[PROBLEM DETAILS]:
Go through each line of the records below and count those with the word "JSON". Give only the count.

[Entries taken from a collection]
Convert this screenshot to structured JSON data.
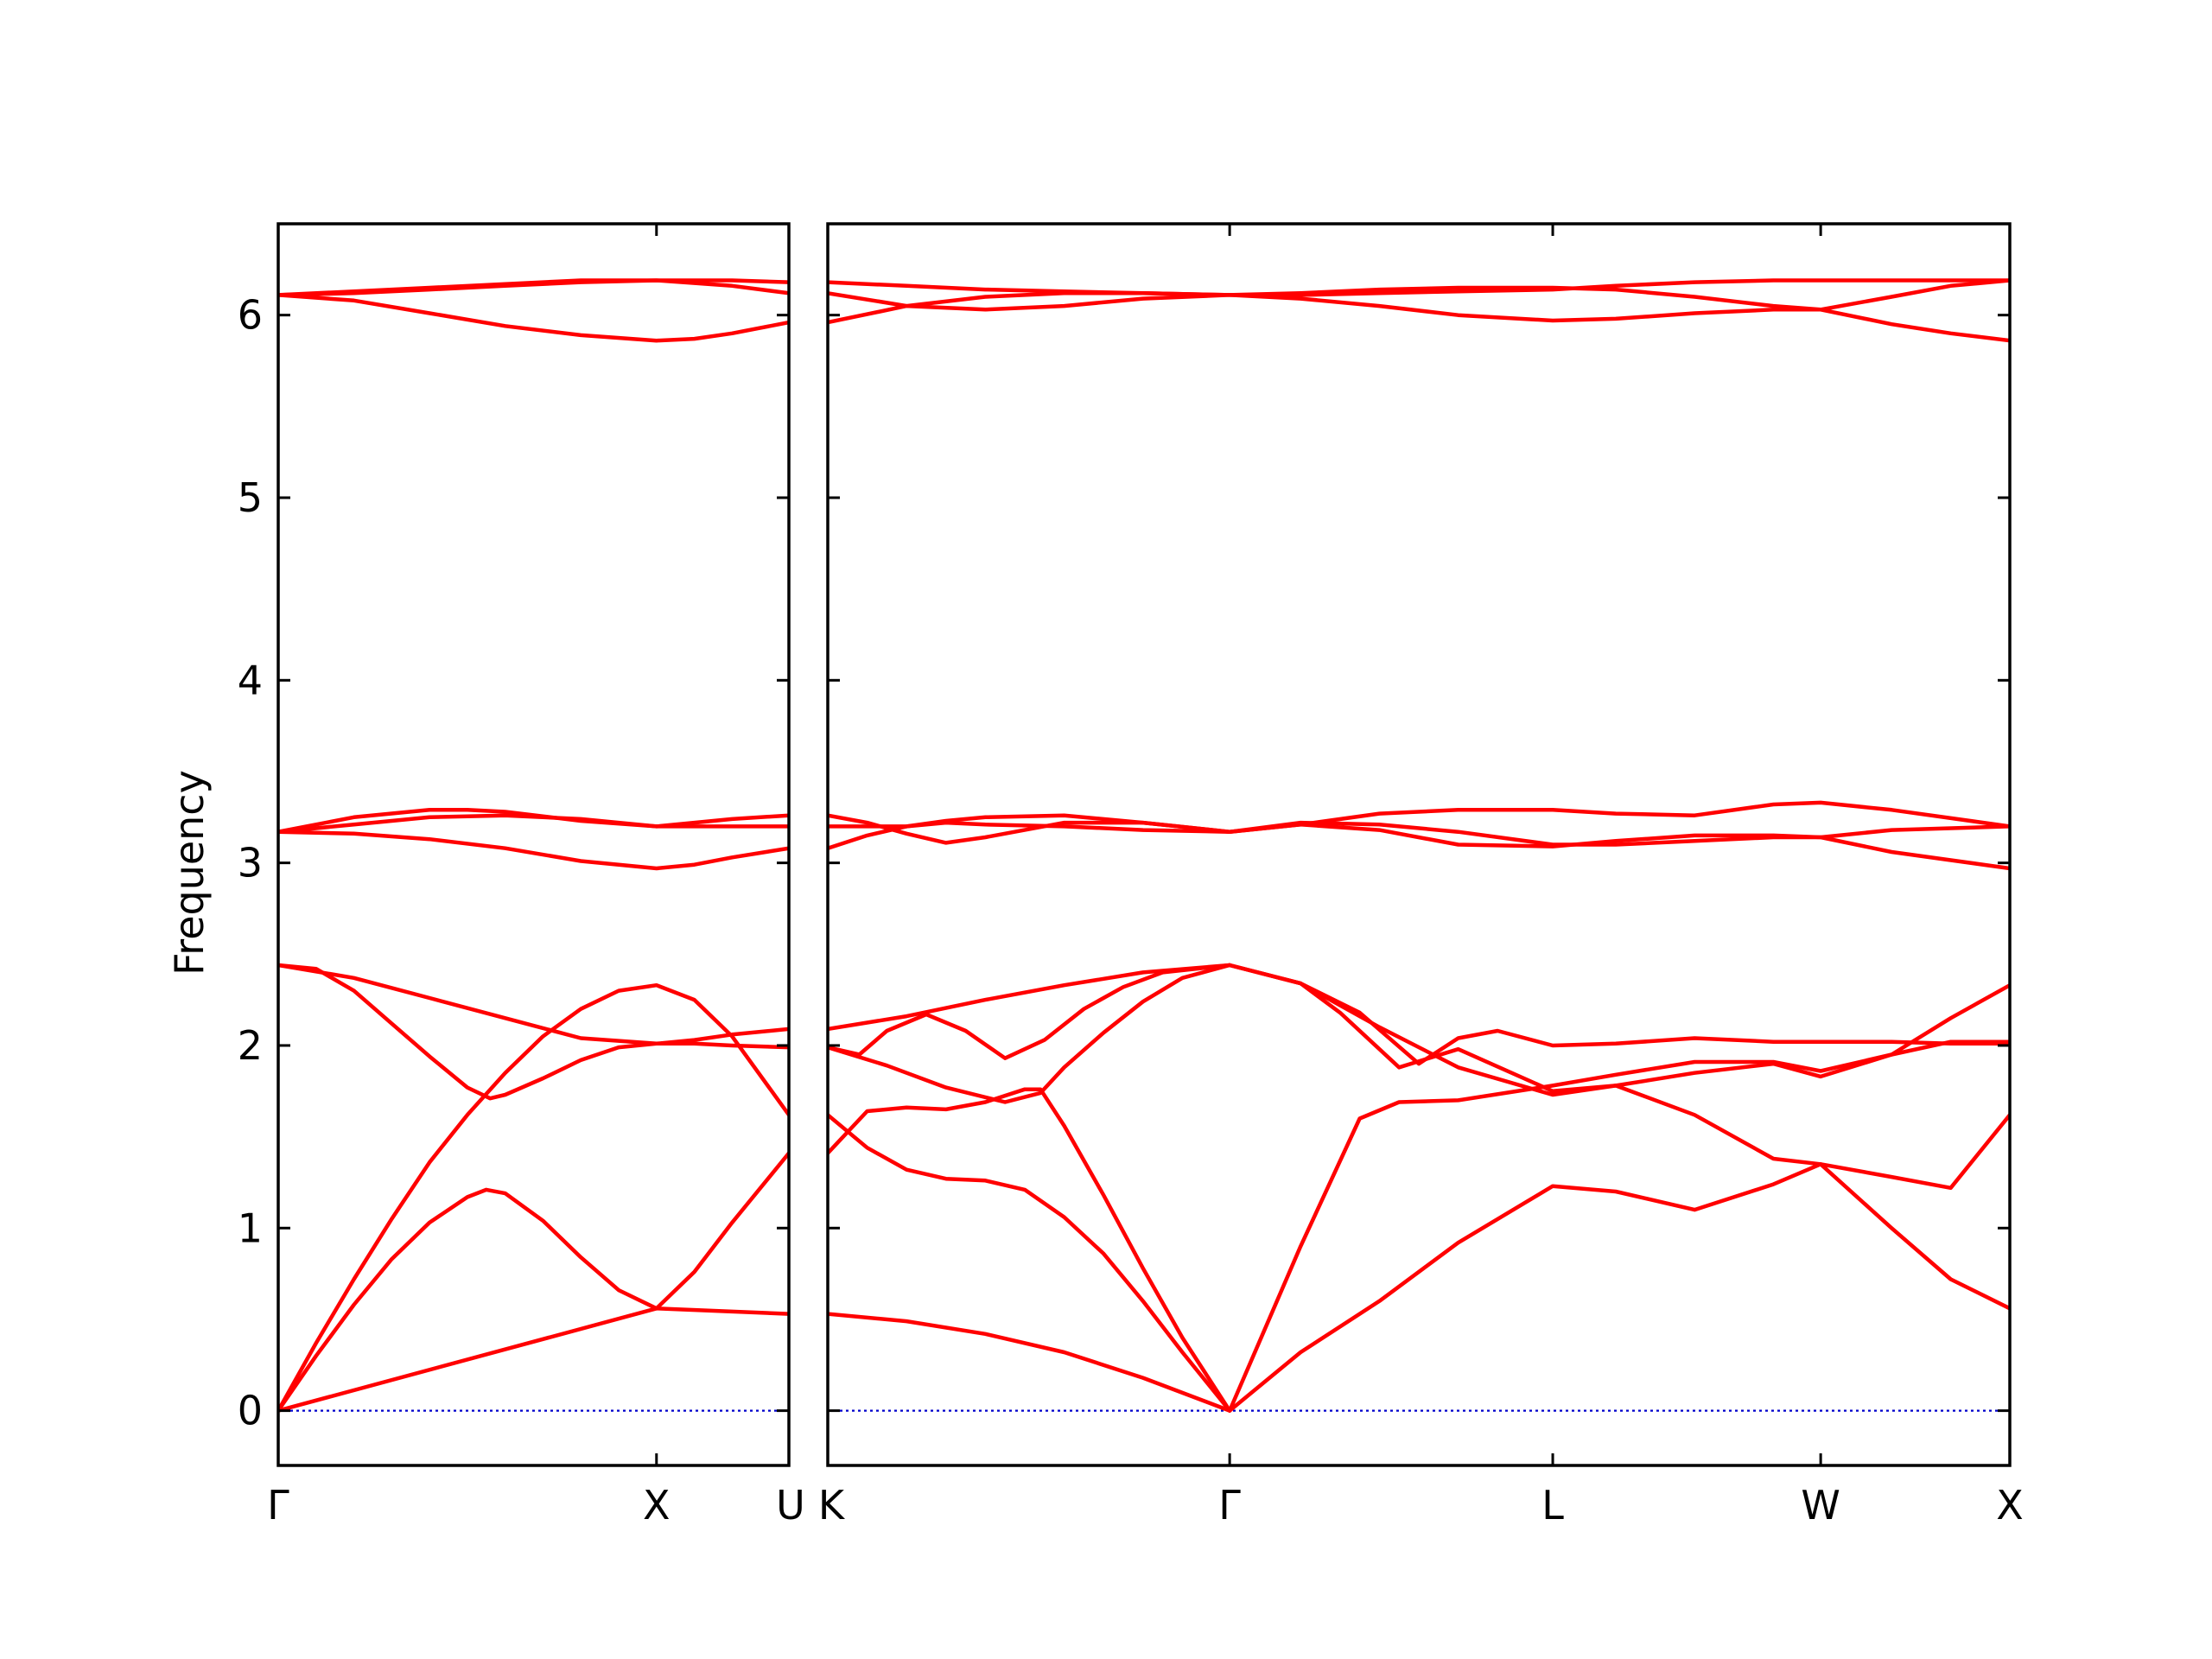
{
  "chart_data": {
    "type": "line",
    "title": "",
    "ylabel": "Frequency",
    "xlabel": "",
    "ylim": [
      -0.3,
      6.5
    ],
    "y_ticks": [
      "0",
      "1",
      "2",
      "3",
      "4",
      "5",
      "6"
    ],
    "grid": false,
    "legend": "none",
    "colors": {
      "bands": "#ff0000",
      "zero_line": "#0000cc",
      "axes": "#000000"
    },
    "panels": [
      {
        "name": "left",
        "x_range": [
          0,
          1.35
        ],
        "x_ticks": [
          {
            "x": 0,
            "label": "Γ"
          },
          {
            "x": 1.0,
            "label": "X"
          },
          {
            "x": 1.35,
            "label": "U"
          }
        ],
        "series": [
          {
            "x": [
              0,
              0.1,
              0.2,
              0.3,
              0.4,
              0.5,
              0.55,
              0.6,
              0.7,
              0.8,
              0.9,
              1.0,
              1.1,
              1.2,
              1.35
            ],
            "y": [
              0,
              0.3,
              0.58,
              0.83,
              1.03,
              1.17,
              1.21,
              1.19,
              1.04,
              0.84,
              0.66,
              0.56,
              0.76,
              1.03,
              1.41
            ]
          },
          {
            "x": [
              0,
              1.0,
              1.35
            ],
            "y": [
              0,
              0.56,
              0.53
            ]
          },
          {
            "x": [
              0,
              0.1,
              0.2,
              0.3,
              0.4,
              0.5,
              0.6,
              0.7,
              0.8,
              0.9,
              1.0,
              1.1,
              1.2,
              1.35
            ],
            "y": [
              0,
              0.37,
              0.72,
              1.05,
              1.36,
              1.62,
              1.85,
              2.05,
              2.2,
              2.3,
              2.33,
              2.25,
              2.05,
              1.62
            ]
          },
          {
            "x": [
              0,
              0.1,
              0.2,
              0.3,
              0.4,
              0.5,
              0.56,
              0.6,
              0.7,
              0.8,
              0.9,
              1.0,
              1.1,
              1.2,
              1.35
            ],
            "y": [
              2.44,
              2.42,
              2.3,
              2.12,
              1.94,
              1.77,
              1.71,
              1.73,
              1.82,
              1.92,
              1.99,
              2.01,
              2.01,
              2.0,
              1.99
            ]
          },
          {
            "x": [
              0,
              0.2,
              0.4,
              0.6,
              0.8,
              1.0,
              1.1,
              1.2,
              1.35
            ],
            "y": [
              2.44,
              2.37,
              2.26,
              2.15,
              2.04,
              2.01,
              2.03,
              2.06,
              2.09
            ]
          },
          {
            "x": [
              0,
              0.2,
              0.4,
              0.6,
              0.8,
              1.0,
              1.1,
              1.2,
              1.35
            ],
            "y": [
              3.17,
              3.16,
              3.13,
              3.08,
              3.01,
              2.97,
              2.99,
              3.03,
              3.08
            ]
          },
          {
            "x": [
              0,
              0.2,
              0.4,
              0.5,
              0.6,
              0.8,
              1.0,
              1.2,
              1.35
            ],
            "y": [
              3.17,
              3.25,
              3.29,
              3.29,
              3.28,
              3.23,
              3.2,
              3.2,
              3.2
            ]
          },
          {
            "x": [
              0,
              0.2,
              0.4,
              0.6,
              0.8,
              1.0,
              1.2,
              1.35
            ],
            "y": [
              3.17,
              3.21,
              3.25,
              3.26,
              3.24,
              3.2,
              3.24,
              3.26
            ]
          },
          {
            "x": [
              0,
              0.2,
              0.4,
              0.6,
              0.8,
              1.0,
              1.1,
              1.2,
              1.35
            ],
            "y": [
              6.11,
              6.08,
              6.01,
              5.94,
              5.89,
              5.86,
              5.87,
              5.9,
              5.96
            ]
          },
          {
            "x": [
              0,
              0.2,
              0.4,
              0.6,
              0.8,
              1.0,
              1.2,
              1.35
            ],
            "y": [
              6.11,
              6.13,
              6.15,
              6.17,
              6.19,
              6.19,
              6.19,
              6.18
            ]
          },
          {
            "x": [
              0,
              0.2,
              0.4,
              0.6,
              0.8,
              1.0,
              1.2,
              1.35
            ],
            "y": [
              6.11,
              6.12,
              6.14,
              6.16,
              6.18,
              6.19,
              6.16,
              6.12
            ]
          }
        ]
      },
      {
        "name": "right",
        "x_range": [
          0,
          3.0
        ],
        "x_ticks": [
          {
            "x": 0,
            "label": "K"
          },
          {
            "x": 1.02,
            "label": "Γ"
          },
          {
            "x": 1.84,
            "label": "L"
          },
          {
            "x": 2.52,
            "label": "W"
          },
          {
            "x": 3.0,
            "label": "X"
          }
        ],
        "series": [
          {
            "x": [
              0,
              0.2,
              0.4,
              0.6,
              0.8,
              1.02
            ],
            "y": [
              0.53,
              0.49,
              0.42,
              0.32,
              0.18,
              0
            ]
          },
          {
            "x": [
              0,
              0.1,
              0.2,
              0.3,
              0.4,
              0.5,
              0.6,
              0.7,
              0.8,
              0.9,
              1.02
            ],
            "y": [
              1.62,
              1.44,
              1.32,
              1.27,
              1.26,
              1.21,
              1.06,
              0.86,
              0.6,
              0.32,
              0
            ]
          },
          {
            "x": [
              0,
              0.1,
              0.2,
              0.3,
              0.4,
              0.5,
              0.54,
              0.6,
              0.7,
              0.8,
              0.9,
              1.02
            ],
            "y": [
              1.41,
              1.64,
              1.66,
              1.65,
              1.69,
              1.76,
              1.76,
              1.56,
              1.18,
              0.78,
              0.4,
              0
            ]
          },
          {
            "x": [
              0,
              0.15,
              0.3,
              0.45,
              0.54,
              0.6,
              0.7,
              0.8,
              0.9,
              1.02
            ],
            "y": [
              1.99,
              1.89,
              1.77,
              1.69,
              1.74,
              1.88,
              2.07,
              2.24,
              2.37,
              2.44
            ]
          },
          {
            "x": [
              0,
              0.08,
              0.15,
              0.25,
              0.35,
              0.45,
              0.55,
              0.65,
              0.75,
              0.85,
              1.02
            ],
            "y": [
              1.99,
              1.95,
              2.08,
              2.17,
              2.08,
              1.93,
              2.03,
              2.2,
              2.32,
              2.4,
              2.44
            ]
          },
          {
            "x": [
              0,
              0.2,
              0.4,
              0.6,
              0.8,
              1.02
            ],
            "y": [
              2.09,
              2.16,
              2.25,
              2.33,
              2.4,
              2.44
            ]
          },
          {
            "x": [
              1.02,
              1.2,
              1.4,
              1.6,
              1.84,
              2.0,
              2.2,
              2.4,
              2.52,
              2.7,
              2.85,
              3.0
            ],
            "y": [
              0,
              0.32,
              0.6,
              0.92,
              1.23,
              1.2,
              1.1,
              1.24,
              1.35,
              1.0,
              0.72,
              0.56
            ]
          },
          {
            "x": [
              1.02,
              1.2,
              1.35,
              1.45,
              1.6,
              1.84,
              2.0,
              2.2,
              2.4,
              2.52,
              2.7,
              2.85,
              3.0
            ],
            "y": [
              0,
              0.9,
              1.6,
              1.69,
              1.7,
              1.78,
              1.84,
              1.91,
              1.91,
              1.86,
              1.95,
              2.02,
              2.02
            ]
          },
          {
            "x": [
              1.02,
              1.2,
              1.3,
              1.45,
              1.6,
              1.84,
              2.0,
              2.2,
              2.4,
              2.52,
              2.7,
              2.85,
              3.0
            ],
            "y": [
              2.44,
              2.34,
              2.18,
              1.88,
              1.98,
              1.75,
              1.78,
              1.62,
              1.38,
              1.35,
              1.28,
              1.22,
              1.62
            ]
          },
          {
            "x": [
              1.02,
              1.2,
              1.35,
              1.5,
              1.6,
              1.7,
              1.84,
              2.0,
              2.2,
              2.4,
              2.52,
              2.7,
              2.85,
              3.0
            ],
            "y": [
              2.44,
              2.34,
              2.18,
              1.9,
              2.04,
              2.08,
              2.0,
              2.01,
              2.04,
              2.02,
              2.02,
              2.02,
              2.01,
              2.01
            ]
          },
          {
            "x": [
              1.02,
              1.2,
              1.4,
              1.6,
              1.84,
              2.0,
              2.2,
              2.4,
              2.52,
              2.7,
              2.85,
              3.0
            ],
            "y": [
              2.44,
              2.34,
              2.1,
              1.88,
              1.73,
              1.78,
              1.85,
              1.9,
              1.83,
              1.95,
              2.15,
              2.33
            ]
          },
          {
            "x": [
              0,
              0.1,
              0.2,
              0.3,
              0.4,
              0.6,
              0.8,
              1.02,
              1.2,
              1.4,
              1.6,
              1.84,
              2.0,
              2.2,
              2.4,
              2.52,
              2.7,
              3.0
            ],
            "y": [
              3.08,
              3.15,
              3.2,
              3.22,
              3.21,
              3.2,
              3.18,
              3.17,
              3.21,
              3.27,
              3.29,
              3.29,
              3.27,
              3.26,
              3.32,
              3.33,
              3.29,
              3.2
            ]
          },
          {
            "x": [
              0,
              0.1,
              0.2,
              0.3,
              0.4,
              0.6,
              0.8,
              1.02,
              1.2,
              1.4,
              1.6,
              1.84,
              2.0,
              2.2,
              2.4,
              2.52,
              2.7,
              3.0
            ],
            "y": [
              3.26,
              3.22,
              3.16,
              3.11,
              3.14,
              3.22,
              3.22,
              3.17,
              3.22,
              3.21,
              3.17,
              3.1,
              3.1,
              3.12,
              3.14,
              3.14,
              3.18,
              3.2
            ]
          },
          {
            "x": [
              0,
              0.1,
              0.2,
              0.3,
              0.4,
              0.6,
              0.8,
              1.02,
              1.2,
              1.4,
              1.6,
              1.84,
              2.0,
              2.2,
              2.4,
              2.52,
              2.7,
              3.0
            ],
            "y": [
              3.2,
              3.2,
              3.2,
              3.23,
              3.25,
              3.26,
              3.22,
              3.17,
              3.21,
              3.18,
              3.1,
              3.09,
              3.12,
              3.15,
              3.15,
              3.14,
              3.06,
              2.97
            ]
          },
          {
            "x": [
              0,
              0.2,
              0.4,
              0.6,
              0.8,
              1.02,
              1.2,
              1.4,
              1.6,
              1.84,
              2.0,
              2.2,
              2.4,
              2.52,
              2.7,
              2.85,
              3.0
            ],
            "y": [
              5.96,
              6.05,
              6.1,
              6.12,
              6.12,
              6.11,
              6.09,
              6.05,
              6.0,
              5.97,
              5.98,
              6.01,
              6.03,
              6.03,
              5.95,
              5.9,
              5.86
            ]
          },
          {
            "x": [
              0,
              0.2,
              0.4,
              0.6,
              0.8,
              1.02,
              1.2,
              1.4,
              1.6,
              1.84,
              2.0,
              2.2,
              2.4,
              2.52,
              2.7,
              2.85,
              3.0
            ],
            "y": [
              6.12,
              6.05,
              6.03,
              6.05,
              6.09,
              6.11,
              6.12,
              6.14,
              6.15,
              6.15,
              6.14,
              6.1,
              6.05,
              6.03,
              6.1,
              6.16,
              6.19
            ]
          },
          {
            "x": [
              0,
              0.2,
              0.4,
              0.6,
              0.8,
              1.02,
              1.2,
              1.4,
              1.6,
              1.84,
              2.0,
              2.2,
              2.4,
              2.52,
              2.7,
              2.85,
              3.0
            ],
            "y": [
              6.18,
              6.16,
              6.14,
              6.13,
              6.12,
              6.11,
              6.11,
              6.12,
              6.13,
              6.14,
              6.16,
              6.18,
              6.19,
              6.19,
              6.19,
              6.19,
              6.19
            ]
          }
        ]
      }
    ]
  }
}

--

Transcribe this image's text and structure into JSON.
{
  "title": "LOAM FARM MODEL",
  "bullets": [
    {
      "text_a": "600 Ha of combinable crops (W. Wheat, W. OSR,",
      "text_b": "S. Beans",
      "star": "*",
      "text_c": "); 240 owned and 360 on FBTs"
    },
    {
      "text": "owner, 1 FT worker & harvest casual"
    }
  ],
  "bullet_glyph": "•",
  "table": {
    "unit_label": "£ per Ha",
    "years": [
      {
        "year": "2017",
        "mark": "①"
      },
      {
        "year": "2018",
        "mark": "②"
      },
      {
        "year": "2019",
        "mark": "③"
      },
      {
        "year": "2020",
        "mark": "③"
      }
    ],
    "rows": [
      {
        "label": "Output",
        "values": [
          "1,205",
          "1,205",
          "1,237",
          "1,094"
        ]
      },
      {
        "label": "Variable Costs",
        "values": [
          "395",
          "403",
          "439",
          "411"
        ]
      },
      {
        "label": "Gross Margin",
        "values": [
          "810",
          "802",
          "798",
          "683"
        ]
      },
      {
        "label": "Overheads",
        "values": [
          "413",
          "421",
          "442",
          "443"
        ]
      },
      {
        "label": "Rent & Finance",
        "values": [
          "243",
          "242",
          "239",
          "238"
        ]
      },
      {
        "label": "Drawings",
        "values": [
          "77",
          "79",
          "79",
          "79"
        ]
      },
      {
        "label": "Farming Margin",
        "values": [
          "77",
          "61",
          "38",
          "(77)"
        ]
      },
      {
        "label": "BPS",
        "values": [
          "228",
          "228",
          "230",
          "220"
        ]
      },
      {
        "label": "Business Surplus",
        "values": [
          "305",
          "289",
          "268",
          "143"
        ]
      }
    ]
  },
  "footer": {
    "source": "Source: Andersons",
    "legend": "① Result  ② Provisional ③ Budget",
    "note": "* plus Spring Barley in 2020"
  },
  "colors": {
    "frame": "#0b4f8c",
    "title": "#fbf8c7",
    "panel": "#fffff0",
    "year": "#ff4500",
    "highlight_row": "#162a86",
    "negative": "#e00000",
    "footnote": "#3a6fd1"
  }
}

[CORRECT OUTPUT]:
2